Exercise brief –
Reproduce each line of the listing exactly.

Stored data entries –

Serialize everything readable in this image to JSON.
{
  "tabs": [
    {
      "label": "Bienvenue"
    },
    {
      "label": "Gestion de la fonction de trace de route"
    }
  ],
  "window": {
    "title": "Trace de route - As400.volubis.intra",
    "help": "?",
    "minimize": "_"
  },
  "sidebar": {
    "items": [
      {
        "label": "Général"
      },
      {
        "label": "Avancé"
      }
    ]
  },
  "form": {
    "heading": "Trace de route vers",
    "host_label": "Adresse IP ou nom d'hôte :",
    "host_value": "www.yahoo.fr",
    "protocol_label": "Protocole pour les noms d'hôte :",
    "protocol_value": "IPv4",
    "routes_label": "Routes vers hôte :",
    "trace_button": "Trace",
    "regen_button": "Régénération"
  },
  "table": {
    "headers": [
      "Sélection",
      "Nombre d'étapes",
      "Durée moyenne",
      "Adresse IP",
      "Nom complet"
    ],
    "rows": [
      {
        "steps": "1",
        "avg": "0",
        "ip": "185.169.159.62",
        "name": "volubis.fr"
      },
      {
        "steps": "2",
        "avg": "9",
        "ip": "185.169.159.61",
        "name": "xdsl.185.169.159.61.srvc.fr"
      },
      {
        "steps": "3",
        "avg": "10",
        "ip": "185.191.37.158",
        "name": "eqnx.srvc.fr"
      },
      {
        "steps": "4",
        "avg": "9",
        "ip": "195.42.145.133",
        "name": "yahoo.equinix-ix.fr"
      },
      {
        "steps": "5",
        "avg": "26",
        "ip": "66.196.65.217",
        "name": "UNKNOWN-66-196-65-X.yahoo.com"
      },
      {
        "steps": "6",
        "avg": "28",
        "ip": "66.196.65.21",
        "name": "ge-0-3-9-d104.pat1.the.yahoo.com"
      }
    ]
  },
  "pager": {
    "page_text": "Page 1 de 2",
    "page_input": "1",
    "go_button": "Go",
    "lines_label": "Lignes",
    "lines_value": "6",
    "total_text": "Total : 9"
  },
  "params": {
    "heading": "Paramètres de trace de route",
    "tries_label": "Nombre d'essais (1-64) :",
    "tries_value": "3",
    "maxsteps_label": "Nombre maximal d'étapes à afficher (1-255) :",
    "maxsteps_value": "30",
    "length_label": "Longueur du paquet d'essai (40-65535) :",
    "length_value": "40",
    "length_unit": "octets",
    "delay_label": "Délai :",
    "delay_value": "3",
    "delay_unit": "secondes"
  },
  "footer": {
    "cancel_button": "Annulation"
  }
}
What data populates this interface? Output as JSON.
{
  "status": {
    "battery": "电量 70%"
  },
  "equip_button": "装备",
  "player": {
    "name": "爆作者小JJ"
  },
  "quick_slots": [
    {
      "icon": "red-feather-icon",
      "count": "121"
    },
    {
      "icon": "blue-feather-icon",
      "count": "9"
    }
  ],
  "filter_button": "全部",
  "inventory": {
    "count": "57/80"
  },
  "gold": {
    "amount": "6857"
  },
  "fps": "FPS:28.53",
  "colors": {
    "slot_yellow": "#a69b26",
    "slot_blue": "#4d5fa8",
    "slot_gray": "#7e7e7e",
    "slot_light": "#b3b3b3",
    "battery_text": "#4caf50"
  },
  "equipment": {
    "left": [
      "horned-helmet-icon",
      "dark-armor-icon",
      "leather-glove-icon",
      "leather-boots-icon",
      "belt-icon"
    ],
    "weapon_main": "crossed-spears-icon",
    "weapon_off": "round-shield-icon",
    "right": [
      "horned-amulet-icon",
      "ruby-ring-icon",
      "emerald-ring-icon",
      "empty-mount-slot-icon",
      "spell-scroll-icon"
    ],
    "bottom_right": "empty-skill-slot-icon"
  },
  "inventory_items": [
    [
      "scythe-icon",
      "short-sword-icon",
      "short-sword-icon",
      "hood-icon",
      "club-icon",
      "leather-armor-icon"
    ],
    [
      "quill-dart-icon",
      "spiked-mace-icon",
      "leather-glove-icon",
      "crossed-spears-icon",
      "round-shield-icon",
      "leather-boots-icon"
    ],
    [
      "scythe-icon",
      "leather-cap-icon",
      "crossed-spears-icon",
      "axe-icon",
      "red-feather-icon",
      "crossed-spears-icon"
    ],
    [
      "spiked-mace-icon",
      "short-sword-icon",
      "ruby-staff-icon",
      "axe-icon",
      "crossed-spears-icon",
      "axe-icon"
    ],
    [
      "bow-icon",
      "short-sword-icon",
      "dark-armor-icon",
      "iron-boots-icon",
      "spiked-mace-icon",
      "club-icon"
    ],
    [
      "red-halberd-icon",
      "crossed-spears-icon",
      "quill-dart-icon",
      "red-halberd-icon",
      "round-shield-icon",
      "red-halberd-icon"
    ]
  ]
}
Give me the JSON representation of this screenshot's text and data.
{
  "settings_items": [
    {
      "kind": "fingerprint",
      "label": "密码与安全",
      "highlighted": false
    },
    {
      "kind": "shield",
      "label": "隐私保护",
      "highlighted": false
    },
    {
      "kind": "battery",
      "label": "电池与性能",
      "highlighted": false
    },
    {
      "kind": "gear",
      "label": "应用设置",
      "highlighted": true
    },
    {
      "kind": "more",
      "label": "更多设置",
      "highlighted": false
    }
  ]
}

Exercise output –
Serialize everything readable in this image to JSON.
{
  "tabs": [
    {
      "label": "Bienvenue"
    },
    {
      "label": "Gestion de la fonction de trace de route"
    }
  ],
  "window": {
    "title": "Trace de route - As400.volubis.intra",
    "help": "?",
    "minimize": "_"
  },
  "sidebar": {
    "items": [
      {
        "label": "Général"
      },
      {
        "label": "Avancé"
      }
    ]
  },
  "form": {
    "heading": "Trace de route vers",
    "host_label": "Adresse IP ou nom d'hôte :",
    "host_value": "www.yahoo.fr",
    "protocol_label": "Protocole pour les noms d'hôte :",
    "protocol_value": "IPv4",
    "routes_label": "Routes vers hôte :",
    "trace_button": "Trace",
    "regen_button": "Régénération"
  },
  "table": {
    "headers": [
      "Sélection",
      "Nombre d'étapes",
      "Durée moyenne",
      "Adresse IP",
      "Nom complet"
    ],
    "rows": [
      {
        "steps": "1",
        "avg": "0",
        "ip": "185.169.159.62",
        "name": "volubis.fr"
      },
      {
        "steps": "2",
        "avg": "9",
        "ip": "185.169.159.61",
        "name": "xdsl.185.169.159.61.srvc.fr"
      },
      {
        "steps": "3",
        "avg": "10",
        "ip": "185.191.37.158",
        "name": "eqnx.srvc.fr"
      },
      {
        "steps": "4",
        "avg": "9",
        "ip": "195.42.145.133",
        "name": "yahoo.equinix-ix.fr"
      },
      {
        "steps": "5",
        "avg": "26",
        "ip": "66.196.65.217",
        "name": "UNKNOWN-66-196-65-X.yahoo.com"
      },
      {
        "steps": "6",
        "avg": "28",
        "ip": "66.196.65.21",
        "name": "ge-0-3-9-d104.pat1.the.yahoo.com"
      }
    ]
  },
  "pager": {
    "page_text": "Page 1 de 2",
    "page_input": "1",
    "go_button": "Go",
    "lines_label": "Lignes",
    "lines_value": "6",
    "total_text": "Total : 9"
  },
  "params": {
    "heading": "Paramètres de trace de route",
    "tries_label": "Nombre d'essais (1-64) :",
    "tries_value": "3",
    "maxsteps_label": "Nombre maximal d'étapes à afficher (1-255) :",
    "maxsteps_value": "30",
    "length_label": "Longueur du paquet d'essai (40-65535) :",
    "length_value": "40",
    "length_unit": "octets",
    "delay_label": "Délai :",
    "delay_value": "3",
    "delay_unit": "secondes"
  },
  "footer": {
    "cancel_button": "Annulation"
  }
}
What data populates this interface? Output as JSON.
{
  "status": {
    "battery": "电量 70%"
  },
  "equip_button": "装备",
  "player": {
    "name": "爆作者小JJ"
  },
  "quick_slots": [
    {
      "icon": "red-feather-icon",
      "count": "121"
    },
    {
      "icon": "blue-feather-icon",
      "count": "9"
    }
  ],
  "filter_button": "全部",
  "inventory": {
    "count": "57/80"
  },
  "gold": {
    "amount": "6857"
  },
  "fps": "FPS:28.53",
  "colors": {
    "slot_yellow": "#a69b26",
    "slot_blue": "#4d5fa8",
    "slot_gray": "#7e7e7e",
    "slot_light": "#b3b3b3",
    "battery_text": "#4caf50"
  },
  "equipment": {
    "left": [
      "horned-helmet-icon",
      "dark-armor-icon",
      "leather-glove-icon",
      "leather-boots-icon",
      "belt-icon"
    ],
    "weapon_main": "crossed-spears-icon",
    "weapon_off": "round-shield-icon",
    "right": [
      "horned-amulet-icon",
      "ruby-ring-icon",
      "emerald-ring-icon",
      "empty-mount-slot-icon",
      "spell-scroll-icon"
    ],
    "bottom_right": "empty-skill-slot-icon"
  },
  "inventory_items": [
    [
      "scythe-icon",
      "short-sword-icon",
      "short-sword-icon",
      "hood-icon",
      "club-icon",
      "leather-armor-icon"
    ],
    [
      "quill-dart-icon",
      "spiked-mace-icon",
      "leather-glove-icon",
      "crossed-spears-icon",
      "round-shield-icon",
      "leather-boots-icon"
    ],
    [
      "scythe-icon",
      "leather-cap-icon",
      "crossed-spears-icon",
      "axe-icon",
      "red-feather-icon",
      "crossed-spears-icon"
    ],
    [
      "spiked-mace-icon",
      "short-sword-icon",
      "ruby-staff-icon",
      "axe-icon",
      "crossed-spears-icon",
      "axe-icon"
    ],
    [
      "bow-icon",
      "short-sword-icon",
      "dark-armor-icon",
      "iron-boots-icon",
      "spiked-mace-icon",
      "club-icon"
    ],
    [
      "red-halberd-icon",
      "crossed-spears-icon",
      "quill-dart-icon",
      "red-halberd-icon",
      "round-shield-icon",
      "red-halberd-icon"
    ]
  ]
}
Give me the JSON representation of this screenshot's text and data.
{
  "settings_items": [
    {
      "kind": "fingerprint",
      "label": "密码与安全",
      "highlighted": false
    },
    {
      "kind": "shield",
      "label": "隐私保护",
      "highlighted": false
    },
    {
      "kind": "battery",
      "label": "电池与性能",
      "highlighted": false
    },
    {
      "kind": "gear",
      "label": "应用设置",
      "highlighted": true
    },
    {
      "kind": "more",
      "label": "更多设置",
      "highlighted": false
    }
  ]
}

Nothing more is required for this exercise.